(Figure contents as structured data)
○ ○ ○

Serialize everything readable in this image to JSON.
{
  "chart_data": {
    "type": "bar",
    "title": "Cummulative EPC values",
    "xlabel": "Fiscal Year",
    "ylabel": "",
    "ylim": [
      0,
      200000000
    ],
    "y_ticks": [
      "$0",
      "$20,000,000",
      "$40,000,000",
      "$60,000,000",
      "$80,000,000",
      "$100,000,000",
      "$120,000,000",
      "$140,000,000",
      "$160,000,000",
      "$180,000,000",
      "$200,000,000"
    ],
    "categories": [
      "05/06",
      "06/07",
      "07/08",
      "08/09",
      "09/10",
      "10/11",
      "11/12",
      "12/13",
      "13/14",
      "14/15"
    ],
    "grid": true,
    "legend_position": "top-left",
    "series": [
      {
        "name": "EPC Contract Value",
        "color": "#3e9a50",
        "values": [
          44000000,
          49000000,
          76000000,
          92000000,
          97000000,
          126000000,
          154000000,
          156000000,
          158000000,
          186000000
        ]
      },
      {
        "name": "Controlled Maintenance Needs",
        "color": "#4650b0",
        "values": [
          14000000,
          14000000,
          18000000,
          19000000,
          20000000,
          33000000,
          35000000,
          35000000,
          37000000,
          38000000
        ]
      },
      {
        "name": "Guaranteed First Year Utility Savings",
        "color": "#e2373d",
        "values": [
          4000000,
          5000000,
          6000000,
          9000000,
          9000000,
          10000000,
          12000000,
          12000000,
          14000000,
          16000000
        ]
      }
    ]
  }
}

○ ○ ○

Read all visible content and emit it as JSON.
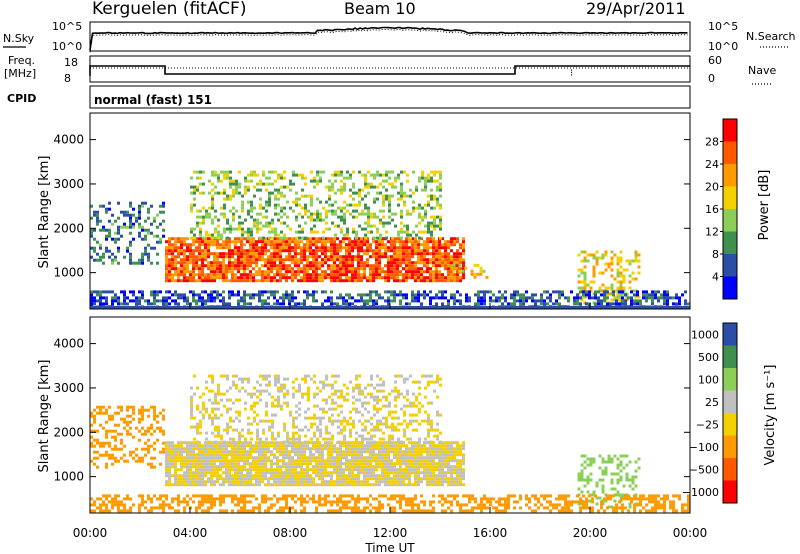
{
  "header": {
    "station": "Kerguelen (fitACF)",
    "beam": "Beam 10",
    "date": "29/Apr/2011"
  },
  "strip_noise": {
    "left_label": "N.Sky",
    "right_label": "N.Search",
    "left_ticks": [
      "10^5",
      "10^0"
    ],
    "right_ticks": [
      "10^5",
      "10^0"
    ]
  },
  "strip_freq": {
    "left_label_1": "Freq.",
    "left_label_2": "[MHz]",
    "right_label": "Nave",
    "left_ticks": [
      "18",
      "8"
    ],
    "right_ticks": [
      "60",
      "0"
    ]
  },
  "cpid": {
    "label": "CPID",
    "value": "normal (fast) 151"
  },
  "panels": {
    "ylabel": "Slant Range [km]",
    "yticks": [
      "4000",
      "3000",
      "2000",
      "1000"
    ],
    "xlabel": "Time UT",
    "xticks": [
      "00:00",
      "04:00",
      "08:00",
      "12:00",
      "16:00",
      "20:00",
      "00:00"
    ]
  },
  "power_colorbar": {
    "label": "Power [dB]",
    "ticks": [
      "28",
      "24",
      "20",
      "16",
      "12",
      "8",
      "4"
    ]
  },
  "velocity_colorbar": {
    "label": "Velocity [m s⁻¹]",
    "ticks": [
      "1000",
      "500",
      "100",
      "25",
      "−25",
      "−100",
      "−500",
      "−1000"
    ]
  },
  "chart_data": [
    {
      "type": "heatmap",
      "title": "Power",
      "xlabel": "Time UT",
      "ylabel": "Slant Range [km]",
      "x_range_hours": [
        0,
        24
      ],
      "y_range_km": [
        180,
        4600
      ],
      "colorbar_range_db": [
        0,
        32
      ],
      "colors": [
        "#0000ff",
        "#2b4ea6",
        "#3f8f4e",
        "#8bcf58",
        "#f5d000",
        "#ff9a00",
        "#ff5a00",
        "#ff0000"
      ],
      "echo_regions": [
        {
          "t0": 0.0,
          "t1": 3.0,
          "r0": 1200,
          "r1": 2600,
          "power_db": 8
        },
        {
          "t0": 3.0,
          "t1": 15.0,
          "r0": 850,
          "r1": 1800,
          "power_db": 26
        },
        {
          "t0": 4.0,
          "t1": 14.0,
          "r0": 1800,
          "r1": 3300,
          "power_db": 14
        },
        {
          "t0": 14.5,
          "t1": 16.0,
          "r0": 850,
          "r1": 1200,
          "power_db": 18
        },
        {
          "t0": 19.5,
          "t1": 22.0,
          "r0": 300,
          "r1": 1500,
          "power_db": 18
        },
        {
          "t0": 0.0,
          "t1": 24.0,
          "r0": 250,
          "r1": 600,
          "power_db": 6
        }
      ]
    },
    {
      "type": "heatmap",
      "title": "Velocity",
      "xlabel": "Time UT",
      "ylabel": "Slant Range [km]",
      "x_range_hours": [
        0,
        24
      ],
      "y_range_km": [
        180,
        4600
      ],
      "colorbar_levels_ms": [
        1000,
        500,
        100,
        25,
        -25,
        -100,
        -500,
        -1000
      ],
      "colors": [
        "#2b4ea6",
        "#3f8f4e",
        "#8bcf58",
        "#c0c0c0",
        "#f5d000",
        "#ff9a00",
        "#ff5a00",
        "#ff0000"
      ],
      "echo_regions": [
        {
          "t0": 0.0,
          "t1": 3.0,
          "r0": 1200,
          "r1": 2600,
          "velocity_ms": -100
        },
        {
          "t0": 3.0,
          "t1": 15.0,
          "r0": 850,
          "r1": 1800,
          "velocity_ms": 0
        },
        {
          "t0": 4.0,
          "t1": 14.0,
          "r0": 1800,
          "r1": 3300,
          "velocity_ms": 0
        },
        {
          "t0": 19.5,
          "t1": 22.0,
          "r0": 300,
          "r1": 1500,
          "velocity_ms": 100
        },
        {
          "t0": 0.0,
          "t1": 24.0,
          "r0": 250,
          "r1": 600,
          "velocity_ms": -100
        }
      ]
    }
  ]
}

○ ○ ○

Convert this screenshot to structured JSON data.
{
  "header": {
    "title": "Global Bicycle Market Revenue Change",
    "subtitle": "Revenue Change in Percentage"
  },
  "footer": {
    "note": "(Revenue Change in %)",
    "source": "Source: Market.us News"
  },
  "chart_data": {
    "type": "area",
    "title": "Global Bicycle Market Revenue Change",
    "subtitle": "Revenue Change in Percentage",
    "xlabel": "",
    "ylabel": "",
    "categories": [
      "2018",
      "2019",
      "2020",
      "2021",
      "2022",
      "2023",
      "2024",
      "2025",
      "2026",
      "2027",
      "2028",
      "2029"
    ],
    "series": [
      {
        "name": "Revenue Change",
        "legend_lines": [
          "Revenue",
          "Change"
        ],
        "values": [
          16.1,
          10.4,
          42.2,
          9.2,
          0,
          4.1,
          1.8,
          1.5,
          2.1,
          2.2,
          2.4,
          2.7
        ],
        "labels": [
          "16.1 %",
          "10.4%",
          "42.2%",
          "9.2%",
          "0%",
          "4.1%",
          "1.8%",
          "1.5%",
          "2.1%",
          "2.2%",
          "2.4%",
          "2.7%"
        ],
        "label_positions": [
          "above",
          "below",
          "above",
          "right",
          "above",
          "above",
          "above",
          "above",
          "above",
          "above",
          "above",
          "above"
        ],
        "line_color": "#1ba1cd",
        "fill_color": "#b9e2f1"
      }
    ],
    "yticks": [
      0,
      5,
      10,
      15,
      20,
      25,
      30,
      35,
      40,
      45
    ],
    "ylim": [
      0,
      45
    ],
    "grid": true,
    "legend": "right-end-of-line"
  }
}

○ ○ ○

→ **Task details**
Lines containing the string "Revenue" are to be selected and copied.

→ **Written answer**
    "title": "Global Bicycle Market Revenue Change",
    "subtitle": "Revenue Change in Percentage"
    "note": "(Revenue Change in %)",
    "title": "Global Bicycle Market Revenue Change",
    "subtitle": "Revenue Change in Percentage",
        "name": "Revenue Change",
          "Revenue",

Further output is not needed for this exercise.